— START Supplied material —

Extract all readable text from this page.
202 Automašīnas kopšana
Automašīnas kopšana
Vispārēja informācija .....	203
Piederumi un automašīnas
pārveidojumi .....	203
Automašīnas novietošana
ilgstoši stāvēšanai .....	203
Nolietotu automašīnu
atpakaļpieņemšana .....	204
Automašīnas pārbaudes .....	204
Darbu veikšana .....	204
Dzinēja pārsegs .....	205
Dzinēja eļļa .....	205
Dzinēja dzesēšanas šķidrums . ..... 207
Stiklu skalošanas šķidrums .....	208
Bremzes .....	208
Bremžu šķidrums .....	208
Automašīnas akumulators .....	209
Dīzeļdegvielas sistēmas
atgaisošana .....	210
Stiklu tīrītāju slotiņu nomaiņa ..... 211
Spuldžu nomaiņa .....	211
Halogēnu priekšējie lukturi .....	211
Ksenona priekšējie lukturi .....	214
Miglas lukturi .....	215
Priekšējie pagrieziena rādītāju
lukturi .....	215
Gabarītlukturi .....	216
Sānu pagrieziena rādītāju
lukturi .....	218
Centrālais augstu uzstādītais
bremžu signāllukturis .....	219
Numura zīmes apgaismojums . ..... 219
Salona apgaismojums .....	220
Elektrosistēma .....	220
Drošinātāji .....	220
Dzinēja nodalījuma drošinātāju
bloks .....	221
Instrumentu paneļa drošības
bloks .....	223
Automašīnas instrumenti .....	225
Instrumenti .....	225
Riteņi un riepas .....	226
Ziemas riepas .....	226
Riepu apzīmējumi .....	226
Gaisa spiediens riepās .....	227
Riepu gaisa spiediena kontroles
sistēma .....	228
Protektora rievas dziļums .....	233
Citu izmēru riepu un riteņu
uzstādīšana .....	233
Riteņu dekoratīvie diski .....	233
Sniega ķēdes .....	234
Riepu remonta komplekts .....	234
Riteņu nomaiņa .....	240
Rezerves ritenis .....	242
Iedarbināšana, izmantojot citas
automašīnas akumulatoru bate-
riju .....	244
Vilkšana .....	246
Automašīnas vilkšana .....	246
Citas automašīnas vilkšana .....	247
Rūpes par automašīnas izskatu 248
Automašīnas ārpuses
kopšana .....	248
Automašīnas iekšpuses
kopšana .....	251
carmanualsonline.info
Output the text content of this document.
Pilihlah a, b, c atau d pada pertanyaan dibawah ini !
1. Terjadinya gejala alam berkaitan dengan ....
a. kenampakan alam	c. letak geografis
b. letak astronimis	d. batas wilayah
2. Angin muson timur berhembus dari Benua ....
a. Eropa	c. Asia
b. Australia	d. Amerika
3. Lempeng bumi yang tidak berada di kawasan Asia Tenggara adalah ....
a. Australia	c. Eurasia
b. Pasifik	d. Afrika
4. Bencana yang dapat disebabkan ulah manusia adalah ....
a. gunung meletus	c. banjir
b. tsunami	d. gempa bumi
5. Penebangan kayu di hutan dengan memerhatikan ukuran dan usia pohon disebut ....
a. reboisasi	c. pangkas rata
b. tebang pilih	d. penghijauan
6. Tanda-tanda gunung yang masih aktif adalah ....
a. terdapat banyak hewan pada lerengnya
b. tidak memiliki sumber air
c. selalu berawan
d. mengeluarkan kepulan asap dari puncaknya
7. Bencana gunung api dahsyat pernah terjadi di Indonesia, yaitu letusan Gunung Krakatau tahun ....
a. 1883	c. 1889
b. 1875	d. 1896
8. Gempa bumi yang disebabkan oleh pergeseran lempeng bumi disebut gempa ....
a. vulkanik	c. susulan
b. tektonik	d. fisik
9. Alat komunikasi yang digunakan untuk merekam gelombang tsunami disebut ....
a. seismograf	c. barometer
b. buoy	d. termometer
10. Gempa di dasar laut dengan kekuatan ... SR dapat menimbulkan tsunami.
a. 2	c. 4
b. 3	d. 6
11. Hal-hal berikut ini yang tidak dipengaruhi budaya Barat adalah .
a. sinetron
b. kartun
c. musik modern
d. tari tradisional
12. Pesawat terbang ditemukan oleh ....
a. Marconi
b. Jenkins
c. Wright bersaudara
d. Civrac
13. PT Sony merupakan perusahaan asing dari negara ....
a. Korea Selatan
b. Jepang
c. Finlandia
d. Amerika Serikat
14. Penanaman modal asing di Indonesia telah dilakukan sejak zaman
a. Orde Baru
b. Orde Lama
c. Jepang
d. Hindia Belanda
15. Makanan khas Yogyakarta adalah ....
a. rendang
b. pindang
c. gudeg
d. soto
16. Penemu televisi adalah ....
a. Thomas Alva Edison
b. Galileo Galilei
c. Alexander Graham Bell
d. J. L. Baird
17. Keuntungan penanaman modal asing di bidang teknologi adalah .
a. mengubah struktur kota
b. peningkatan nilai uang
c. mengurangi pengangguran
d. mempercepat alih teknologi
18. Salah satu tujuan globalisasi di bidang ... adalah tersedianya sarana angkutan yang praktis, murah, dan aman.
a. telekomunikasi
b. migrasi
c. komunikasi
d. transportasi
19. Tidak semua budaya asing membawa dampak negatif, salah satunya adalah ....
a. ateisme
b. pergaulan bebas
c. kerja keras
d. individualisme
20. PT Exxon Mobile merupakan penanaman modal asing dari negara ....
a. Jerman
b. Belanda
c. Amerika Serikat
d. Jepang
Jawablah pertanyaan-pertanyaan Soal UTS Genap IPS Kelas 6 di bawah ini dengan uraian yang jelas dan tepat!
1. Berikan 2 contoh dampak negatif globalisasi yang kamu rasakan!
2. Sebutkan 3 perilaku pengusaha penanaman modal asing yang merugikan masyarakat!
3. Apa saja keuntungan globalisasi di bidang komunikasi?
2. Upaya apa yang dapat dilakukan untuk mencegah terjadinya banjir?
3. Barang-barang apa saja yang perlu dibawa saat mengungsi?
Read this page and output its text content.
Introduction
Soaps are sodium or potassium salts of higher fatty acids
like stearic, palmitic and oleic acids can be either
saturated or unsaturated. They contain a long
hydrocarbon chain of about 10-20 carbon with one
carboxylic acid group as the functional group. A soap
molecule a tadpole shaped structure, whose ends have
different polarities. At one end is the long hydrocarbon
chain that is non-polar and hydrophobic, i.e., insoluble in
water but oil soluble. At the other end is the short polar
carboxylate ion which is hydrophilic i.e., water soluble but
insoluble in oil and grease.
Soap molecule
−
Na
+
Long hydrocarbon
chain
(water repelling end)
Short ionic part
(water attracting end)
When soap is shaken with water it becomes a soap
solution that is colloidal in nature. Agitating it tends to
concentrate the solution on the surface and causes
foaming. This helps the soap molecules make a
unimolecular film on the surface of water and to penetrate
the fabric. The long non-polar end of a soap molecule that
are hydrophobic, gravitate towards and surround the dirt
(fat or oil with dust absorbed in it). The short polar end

— END Supplied material —

**What needs to be done:** Please output the entries above, every line exactly as it reads.

**The response:**
Extract all readable text from this page.
202 Automašīnas kopšana
Automašīnas kopšana
Vispārēja informācija .....	203
Piederumi un automašīnas
pārveidojumi .....	203
Automašīnas novietošana
ilgstoši stāvēšanai .....	203
Nolietotu automašīnu
atpakaļpieņemšana .....	204
Automašīnas pārbaudes .....	204
Darbu veikšana .....	204
Dzinēja pārsegs .....	205
Dzinēja eļļa .....	205
Dzinēja dzesēšanas šķidrums . ..... 207
Stiklu skalošanas šķidrums .....	208
Bremzes .....	208
Bremžu šķidrums .....	208
Automašīnas akumulators .....	209
Dīzeļdegvielas sistēmas
atgaisošana .....	210
Stiklu tīrītāju slotiņu nomaiņa ..... 211
Spuldžu nomaiņa .....	211
Halogēnu priekšējie lukturi .....	211
Ksenona priekšējie lukturi .....	214
Miglas lukturi .....	215
Priekšējie pagrieziena rādītāju
lukturi .....	215
Gabarītlukturi .....	216
Sānu pagrieziena rādītāju
lukturi .....	218
Centrālais augstu uzstādītais
bremžu signāllukturis .....	219
Numura zīmes apgaismojums . ..... 219
Salona apgaismojums .....	220
Elektrosistēma .....	220
Drošinātāji .....	220
Dzinēja nodalījuma drošinātāju
bloks .....	221
Instrumentu paneļa drošības
bloks .....	223
Automašīnas instrumenti .....	225
Instrumenti .....	225
Riteņi un riepas .....	226
Ziemas riepas .....	226
Riepu apzīmējumi .....	226
Gaisa spiediens riepās .....	227
Riepu gaisa spiediena kontroles
sistēma .....	228
Protektora rievas dziļums .....	233
Citu izmēru riepu un riteņu
uzstādīšana .....	233
Riteņu dekoratīvie diski .....	233
Sniega ķēdes .....	234
Riepu remonta komplekts .....	234
Riteņu nomaiņa .....	240
Rezerves ritenis .....	242
Iedarbināšana, izmantojot citas
automašīnas akumulatoru bate-
riju .....	244
Vilkšana .....	246
Automašīnas vilkšana .....	246
Citas automašīnas vilkšana .....	247
Rūpes par automašīnas izskatu 248
Automašīnas ārpuses
kopšana .....	248
Automašīnas iekšpuses
kopšana .....	251
carmanualsonline.info
Output the text content of this document.
Pilihlah a, b, c atau d pada pertanyaan dibawah ini !
1. Terjadinya gejala alam berkaitan dengan ....
a. kenampakan alam	c. letak geografis
b. letak astronimis	d. batas wilayah
2. Angin muson timur berhembus dari Benua ....
a. Eropa	c. Asia
b. Australia	d. Amerika
3. Lempeng bumi yang tidak berada di kawasan Asia Tenggara adalah ....
a. Australia	c. Eurasia
b. Pasifik	d. Afrika
4. Bencana yang dapat disebabkan ulah manusia adalah ....
a. gunung meletus	c. banjir
b. tsunami	d. gempa bumi
5. Penebangan kayu di hutan dengan memerhatikan ukuran dan usia pohon disebut ....
a. reboisasi	c. pangkas rata
b. tebang pilih	d. penghijauan
6. Tanda-tanda gunung yang masih aktif adalah ....
a. terdapat banyak hewan pada lerengnya
b. tidak memiliki sumber air
c. selalu berawan
d. mengeluarkan kepulan asap dari puncaknya
7. Bencana gunung api dahsyat pernah terjadi di Indonesia, yaitu letusan Gunung Krakatau tahun ....
a. 1883	c. 1889
b. 1875	d. 1896
8. Gempa bumi yang disebabkan oleh pergeseran lempeng bumi disebut gempa ....
a. vulkanik	c. susulan
b. tektonik	d. fisik
9. Alat komunikasi yang digunakan untuk merekam gelombang tsunami disebut ....
a. seismograf	c. barometer
b. buoy	d. termometer
10. Gempa di dasar laut dengan kekuatan ... SR dapat menimbulkan tsunami.
a. 2	c. 4
b. 3	d. 6
11. Hal-hal berikut ini yang tidak dipengaruhi budaya Barat adalah .
a. sinetron
b. kartun
c. musik modern
d. tari tradisional
12. Pesawat terbang ditemukan oleh ....
a. Marconi
b. Jenkins
c. Wright bersaudara
d. Civrac
13. PT Sony merupakan perusahaan asing dari negara ....
a. Korea Selatan
b. Jepang
c. Finlandia
d. Amerika Serikat
14. Penanaman modal asing di Indonesia telah dilakukan sejak zaman
a. Orde Baru
b. Orde Lama
c. Jepang
d. Hindia Belanda
15. Makanan khas Yogyakarta adalah ....
a. rendang
b. pindang
c. gudeg
d. soto
16. Penemu televisi adalah ....
a. Thomas Alva Edison
b. Galileo Galilei
c. Alexander Graham Bell
d. J. L. Baird
17. Keuntungan penanaman modal asing di bidang teknologi adalah .
a. mengubah struktur kota
b. peningkatan nilai uang
c. mengurangi pengangguran
d. mempercepat alih teknologi
18. Salah satu tujuan globalisasi di bidang ... adalah tersedianya sarana angkutan yang praktis, murah, dan aman.
a. telekomunikasi
b. migrasi
c. komunikasi
d. transportasi
19. Tidak semua budaya asing membawa dampak negatif, salah satunya adalah ....
a. ateisme
b. pergaulan bebas
c. kerja keras
d. individualisme
20. PT Exxon Mobile merupakan penanaman modal asing dari negara ....
a. Jerman
b. Belanda
c. Amerika Serikat
d. Jepang
Jawablah pertanyaan-pertanyaan Soal UTS Genap IPS Kelas 6 di bawah ini dengan uraian yang jelas dan tepat!
1. Berikan 2 contoh dampak negatif globalisasi yang kamu rasakan!
2. Sebutkan 3 perilaku pengusaha penanaman modal asing yang merugikan masyarakat!
3. Apa saja keuntungan globalisasi di bidang komunikasi?
2. Upaya apa yang dapat dilakukan untuk mencegah terjadinya banjir?
3. Barang-barang apa saja yang perlu dibawa saat mengungsi?
Read this page and output its text content.
Introduction
Soaps are sodium or potassium salts of higher fatty acids
like stearic, palmitic and oleic acids can be either
saturated or unsaturated. They contain a long
hydrocarbon chain of about 10-20 carbon with one
carboxylic acid group as the functional group. A soap
molecule a tadpole shaped structure, whose ends have
different polarities. At one end is the long hydrocarbon
chain that is non-polar and hydrophobic, i.e., insoluble in
water but oil soluble. At the other end is the short polar
carboxylate ion which is hydrophilic i.e., water soluble but
insoluble in oil and grease.
Soap molecule
−
Na
+
Long hydrocarbon
chain
(water repelling end)
Short ionic part
(water attracting end)
When soap is shaken with water it becomes a soap
solution that is colloidal in nature. Agitating it tends to
concentrate the solution on the surface and causes
foaming. This helps the soap molecules make a
unimolecular film on the surface of water and to penetrate
the fabric. The long non-polar end of a soap molecule that
are hydrophobic, gravitate towards and surround the dirt
(fat or oil with dust absorbed in it). The short polar end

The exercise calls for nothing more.